» **Written task**
Each record is to be printed again precisely as it reads.

## BEGIN Working data

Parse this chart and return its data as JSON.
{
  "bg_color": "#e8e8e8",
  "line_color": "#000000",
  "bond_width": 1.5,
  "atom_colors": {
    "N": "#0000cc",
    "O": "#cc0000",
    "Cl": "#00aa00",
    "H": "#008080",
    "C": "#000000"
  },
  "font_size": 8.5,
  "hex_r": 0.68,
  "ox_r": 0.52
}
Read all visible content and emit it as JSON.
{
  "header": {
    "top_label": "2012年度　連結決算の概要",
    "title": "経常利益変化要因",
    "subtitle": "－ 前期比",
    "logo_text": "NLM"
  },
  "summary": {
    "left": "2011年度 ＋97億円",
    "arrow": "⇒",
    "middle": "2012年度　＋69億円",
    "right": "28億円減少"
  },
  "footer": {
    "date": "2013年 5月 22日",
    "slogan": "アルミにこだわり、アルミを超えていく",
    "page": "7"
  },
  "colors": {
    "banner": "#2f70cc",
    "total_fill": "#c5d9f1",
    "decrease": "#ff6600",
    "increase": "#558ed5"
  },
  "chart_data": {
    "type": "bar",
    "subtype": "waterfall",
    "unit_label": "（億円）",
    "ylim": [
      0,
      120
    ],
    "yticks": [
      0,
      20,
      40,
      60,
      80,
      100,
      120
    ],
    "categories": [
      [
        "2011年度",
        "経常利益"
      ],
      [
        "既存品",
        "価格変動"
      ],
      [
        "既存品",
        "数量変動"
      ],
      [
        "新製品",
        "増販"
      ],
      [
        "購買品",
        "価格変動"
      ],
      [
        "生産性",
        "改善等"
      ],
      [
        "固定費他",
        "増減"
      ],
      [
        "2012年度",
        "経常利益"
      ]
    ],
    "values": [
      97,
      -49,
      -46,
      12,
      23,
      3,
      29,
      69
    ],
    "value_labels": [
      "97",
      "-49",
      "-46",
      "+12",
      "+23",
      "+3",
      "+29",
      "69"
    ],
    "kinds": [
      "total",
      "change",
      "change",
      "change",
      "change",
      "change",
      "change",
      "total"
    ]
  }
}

## END Working data

» **Response to this task**
Parse this chart and return its data as JSON.
{
  "bg_color": "#e8e8e8",
  "line_color": "#000000",
  "bond_width": 1.5,
  "atom_colors": {
    "N": "#0000cc",
    "O": "#cc0000",
    "Cl": "#00aa00",
    "H": "#008080",
    "C": "#000000"
  },
  "font_size": 8.5,
  "hex_r": 0.68,
  "ox_r": 0.52
}
Read all visible content and emit it as JSON.
{
  "header": {
    "top_label": "2012年度　連結決算の概要",
    "title": "経常利益変化要因",
    "subtitle": "－ 前期比",
    "logo_text": "NLM"
  },
  "summary": {
    "left": "2011年度 ＋97億円",
    "arrow": "⇒",
    "middle": "2012年度　＋69億円",
    "right": "28億円減少"
  },
  "footer": {
    "date": "2013年 5月 22日",
    "slogan": "アルミにこだわり、アルミを超えていく",
    "page": "7"
  },
  "colors": {
    "banner": "#2f70cc",
    "total_fill": "#c5d9f1",
    "decrease": "#ff6600",
    "increase": "#558ed5"
  },
  "chart_data": {
    "type": "bar",
    "subtype": "waterfall",
    "unit_label": "（億円）",
    "ylim": [
      0,
      120
    ],
    "yticks": [
      0,
      20,
      40,
      60,
      80,
      100,
      120
    ],
    "categories": [
      [
        "2011年度",
        "経常利益"
      ],
      [
        "既存品",
        "価格変動"
      ],
      [
        "既存品",
        "数量変動"
      ],
      [
        "新製品",
        "増販"
      ],
      [
        "購買品",
        "価格変動"
      ],
      [
        "生産性",
        "改善等"
      ],
      [
        "固定費他",
        "増減"
      ],
      [
        "2012年度",
        "経常利益"
      ]
    ],
    "values": [
      97,
      -49,
      -46,
      12,
      23,
      3,
      29,
      69
    ],
    "value_labels": [
      "97",
      "-49",
      "-46",
      "+12",
      "+23",
      "+3",
      "+29",
      "69"
    ],
    "kinds": [
      "total",
      "change",
      "change",
      "change",
      "change",
      "change",
      "change",
      "total"
    ]
  }
}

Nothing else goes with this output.